- Excerpted passage -

^^^^

I love to come up with a cake that offers a slightly different flavour and texture profile. This one fulfils all the criteria and is a lovely balance between sweet and savoury. A big hit with the dish team.

150 grams instant polenta 200 grams caster sugar 2 teaspoons very finely chopped fresh rosemary zest 2 lemons and 1 orange (use the juice for the syrup) 100 grams ground almonds 100 grams gluten-free plain flour 2 teaspoons baking powder

2 teaspoons whole aniseed, toasted

1 teaspoon sea salt

3 large eggs, size 7

200ml olive oil (use a light, fruity oil or use 100ml olive oil and 100ml neutral oil)

TO FINISH

Honey and Bay Leaf Syrup (see recipe right)

You will need a 20cm springform cake tin, lightly greased and fully lined with baking paper.

Preheat the oven to 160°C fan bake.

Put the polenta, sugar, rosemary and citrus zests in a food processor and process for 20 seconds. Tip into a large bowl and stir in the ground almonds, flour, baking powder, toasted aniseed and the salt to combine well.

^^^^

- Supplied information -
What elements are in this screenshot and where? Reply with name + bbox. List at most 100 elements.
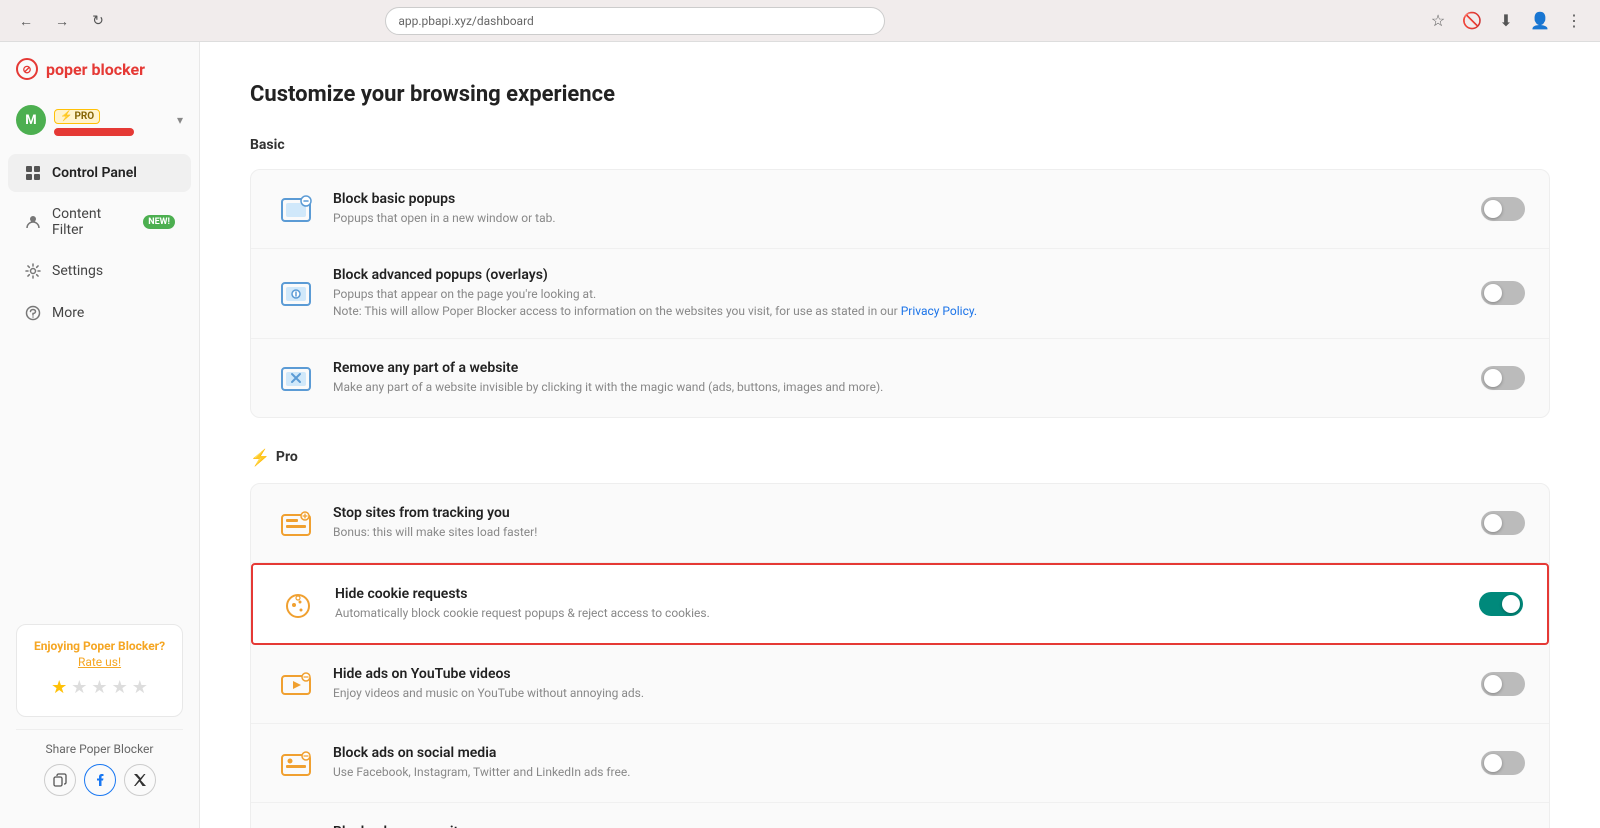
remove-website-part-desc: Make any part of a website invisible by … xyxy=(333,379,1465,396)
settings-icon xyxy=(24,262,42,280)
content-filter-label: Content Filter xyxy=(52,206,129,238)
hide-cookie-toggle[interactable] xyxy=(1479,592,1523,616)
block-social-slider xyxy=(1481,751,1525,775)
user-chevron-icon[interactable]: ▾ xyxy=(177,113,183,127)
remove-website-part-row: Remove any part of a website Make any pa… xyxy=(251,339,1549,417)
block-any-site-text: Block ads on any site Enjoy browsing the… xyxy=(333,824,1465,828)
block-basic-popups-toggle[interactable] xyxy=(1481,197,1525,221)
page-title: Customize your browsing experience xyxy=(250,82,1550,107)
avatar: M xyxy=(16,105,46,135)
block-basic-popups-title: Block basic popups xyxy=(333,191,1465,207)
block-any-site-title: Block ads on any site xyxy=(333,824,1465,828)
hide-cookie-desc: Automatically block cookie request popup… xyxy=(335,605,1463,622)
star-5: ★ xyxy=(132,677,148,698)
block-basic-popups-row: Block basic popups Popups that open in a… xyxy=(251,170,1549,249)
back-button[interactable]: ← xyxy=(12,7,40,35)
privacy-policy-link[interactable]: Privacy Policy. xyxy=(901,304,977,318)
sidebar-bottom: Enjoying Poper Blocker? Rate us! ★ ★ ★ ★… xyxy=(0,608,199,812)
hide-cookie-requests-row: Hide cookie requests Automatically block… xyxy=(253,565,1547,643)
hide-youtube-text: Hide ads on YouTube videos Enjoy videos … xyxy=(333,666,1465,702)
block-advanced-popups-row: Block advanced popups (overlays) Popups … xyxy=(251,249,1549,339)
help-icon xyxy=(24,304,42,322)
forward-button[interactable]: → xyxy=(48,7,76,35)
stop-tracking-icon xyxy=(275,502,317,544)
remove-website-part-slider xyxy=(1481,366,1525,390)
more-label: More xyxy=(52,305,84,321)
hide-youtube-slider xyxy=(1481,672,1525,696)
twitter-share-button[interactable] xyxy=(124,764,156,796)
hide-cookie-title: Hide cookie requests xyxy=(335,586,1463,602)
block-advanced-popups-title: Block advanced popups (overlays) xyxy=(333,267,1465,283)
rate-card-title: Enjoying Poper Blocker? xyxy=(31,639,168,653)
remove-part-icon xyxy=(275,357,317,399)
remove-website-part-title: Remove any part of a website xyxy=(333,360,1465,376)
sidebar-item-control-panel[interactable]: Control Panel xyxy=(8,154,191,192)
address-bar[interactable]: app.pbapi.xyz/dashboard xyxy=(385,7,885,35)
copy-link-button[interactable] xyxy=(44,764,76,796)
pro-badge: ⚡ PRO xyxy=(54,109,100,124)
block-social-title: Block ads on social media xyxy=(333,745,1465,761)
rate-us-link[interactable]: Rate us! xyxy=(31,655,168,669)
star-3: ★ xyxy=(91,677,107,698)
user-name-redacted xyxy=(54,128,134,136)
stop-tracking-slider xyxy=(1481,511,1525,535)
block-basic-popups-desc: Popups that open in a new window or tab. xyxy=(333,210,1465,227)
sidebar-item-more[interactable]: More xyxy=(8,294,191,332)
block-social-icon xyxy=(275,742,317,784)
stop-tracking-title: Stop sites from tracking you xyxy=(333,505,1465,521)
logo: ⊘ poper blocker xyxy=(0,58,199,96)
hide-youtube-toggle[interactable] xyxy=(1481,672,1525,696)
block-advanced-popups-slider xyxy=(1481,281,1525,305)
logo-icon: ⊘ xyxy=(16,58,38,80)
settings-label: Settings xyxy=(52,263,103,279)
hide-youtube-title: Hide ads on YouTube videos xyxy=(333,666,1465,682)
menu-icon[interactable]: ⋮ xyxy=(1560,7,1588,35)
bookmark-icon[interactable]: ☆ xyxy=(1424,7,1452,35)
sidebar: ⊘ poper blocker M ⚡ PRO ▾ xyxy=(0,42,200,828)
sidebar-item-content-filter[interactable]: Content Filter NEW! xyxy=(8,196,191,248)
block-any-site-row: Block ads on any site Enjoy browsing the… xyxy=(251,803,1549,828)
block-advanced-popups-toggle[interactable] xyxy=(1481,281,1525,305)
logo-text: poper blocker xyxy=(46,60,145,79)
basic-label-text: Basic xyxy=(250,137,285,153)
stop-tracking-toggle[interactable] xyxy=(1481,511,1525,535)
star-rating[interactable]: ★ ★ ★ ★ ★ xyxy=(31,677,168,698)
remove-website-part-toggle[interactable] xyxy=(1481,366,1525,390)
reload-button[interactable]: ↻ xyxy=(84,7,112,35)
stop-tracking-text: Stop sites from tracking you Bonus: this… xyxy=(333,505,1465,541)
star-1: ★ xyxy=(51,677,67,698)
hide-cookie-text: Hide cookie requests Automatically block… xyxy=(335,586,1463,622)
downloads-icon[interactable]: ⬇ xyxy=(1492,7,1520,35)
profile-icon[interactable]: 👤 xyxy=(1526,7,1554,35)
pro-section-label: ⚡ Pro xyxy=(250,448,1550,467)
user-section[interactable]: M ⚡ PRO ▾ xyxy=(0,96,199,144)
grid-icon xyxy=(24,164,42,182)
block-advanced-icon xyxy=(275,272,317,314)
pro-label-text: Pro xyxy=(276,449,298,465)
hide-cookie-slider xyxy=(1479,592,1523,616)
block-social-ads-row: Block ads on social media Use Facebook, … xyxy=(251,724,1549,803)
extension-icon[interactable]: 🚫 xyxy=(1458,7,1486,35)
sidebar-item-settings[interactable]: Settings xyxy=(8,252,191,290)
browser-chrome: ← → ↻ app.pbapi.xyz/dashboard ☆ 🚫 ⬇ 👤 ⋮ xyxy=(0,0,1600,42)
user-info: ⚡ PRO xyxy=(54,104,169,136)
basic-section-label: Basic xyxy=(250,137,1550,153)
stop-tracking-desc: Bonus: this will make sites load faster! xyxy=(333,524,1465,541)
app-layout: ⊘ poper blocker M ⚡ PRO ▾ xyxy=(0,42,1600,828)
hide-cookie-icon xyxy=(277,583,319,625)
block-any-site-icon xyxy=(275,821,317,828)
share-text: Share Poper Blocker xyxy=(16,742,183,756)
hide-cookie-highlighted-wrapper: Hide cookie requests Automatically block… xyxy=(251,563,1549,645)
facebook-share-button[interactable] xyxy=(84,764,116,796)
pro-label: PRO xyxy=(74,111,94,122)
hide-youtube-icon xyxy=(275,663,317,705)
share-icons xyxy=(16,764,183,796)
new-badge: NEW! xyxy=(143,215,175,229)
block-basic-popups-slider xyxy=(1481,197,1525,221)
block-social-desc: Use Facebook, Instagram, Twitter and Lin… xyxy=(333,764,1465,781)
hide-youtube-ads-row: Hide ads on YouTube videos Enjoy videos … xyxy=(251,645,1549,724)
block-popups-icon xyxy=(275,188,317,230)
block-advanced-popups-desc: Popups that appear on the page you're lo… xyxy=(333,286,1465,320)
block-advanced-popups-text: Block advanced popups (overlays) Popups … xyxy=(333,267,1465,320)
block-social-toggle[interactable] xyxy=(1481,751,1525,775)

^^^^

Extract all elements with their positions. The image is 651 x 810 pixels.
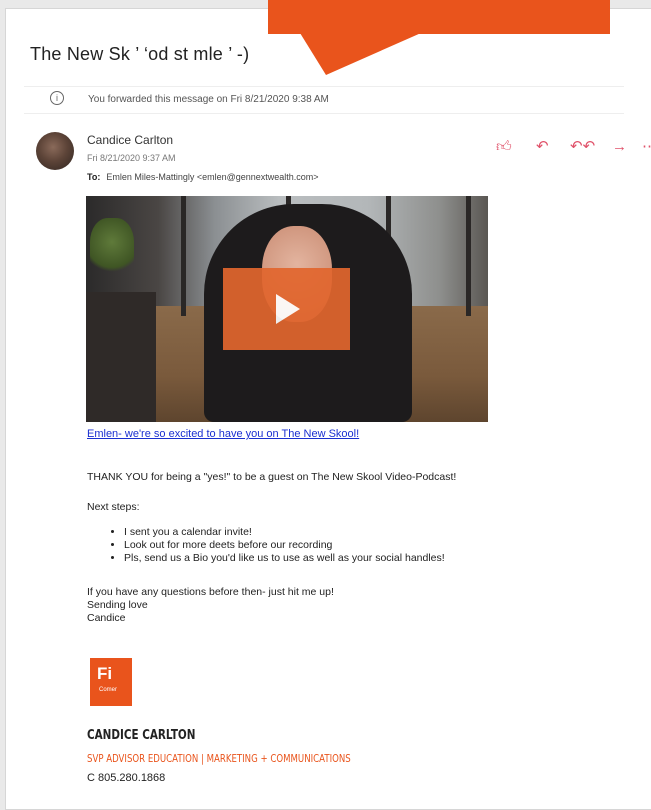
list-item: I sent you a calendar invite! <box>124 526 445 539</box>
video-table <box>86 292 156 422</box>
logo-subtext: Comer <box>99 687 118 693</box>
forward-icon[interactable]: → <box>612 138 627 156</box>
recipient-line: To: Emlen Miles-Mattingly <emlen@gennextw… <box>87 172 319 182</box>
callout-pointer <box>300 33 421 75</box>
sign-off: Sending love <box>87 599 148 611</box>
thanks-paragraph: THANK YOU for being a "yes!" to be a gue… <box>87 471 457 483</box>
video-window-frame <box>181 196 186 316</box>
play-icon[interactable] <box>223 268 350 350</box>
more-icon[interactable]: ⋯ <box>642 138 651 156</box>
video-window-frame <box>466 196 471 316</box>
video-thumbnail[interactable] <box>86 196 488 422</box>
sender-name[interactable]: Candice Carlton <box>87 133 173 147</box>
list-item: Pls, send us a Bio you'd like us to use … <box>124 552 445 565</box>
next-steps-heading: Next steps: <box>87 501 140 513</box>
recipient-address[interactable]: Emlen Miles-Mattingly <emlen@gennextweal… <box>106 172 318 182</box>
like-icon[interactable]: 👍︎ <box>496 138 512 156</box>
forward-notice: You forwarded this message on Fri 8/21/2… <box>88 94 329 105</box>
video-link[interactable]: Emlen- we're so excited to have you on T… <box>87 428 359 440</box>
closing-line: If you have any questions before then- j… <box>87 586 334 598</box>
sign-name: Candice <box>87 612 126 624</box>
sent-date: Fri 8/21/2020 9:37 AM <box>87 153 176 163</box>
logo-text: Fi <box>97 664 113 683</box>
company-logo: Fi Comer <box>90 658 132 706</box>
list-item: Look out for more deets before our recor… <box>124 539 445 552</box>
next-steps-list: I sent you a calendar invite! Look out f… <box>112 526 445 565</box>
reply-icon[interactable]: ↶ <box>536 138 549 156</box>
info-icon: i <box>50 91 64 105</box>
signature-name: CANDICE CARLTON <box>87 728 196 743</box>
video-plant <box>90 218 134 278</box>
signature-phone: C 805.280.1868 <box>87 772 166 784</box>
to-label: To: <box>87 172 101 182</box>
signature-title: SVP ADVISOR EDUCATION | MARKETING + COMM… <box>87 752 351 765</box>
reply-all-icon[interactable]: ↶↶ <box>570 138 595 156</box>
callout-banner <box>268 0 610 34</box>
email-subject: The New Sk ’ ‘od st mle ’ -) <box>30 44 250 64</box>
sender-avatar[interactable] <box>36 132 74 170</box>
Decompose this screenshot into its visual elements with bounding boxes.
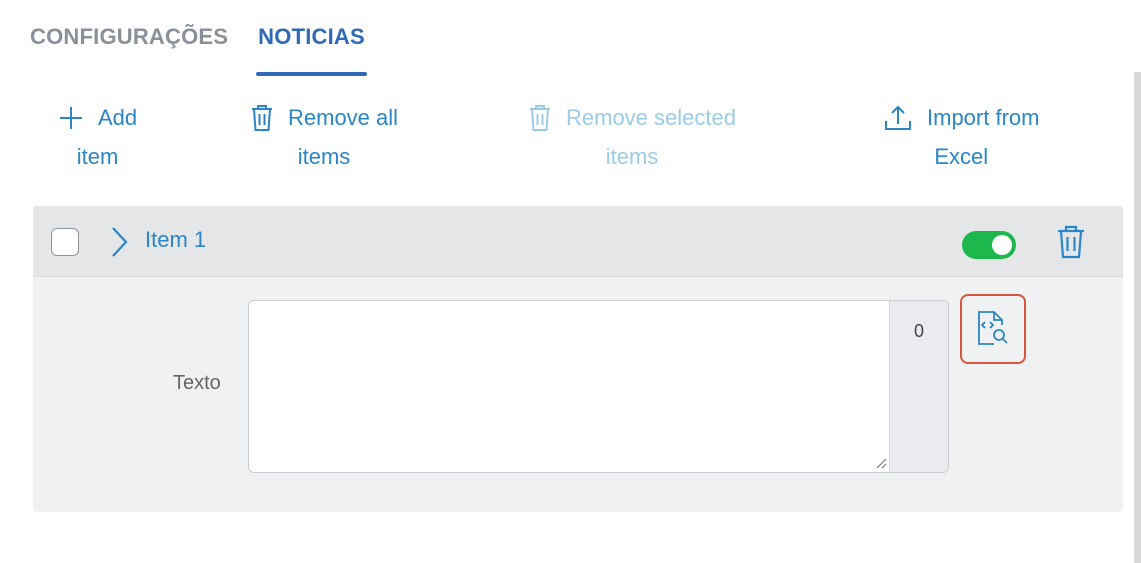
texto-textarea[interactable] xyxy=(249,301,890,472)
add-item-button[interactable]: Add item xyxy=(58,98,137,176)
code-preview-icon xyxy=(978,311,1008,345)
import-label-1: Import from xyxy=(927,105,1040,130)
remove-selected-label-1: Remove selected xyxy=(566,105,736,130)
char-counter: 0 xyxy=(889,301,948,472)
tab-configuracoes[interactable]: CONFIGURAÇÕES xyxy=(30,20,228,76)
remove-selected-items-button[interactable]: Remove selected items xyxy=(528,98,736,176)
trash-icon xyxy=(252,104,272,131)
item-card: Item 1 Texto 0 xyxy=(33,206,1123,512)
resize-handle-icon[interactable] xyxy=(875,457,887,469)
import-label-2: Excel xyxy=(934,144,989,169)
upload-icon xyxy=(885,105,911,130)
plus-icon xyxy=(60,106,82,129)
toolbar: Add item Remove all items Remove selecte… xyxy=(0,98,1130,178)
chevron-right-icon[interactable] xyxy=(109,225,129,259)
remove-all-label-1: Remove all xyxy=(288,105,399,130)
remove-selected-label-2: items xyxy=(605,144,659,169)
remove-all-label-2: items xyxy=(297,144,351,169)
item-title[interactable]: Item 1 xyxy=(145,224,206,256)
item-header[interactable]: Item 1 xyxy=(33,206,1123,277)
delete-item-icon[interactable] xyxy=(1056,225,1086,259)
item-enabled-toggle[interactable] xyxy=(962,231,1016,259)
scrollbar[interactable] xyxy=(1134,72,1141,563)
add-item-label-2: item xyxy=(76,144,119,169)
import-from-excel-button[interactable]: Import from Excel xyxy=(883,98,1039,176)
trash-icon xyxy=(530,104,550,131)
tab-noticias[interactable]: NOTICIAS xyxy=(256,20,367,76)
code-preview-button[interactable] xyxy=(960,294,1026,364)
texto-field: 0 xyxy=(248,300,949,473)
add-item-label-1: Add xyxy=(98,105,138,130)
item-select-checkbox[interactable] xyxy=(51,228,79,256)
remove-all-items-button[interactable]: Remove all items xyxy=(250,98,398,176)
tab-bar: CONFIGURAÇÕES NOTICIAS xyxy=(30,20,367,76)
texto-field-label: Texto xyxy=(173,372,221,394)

^^^^

- Problems and tasks -
A - Quote the polenta cake recipe between "Put the polenta, sugar, rosemary" and "to combine well.", inclusive.
B - Extend the polenta cake recipe by writing what comes next after its final sentence.

- Set of answers -
A -
Put the polenta, sugar, rosemary and citrus zests in a food processor and process for 20 seconds. Tip into a large bowl and stir in the ground almonds, flour, baking powder, toasted aniseed and the salt to combine well.

B -
Whisk the eggs and oil/oils together and pour into the dry ingredient­s, stirring to combine well.

Tip the batter into the tin and smooth the top.

Bake for about 45 minutes, or until the cake is pulling away from the sides and is risen and lightly golden. A skewer inserted into the centre should come out clean.

When the cake comes out of the oven, immediatel­y brush with half of the syrup.

Leave to cool completely in the tin. Reserve the remaining syrup.

Place a plate over the cold cake and turn out so the bottom is now the top. Rewarm the remaining syrup with the lemon and bay still in, and spoon everything over the top.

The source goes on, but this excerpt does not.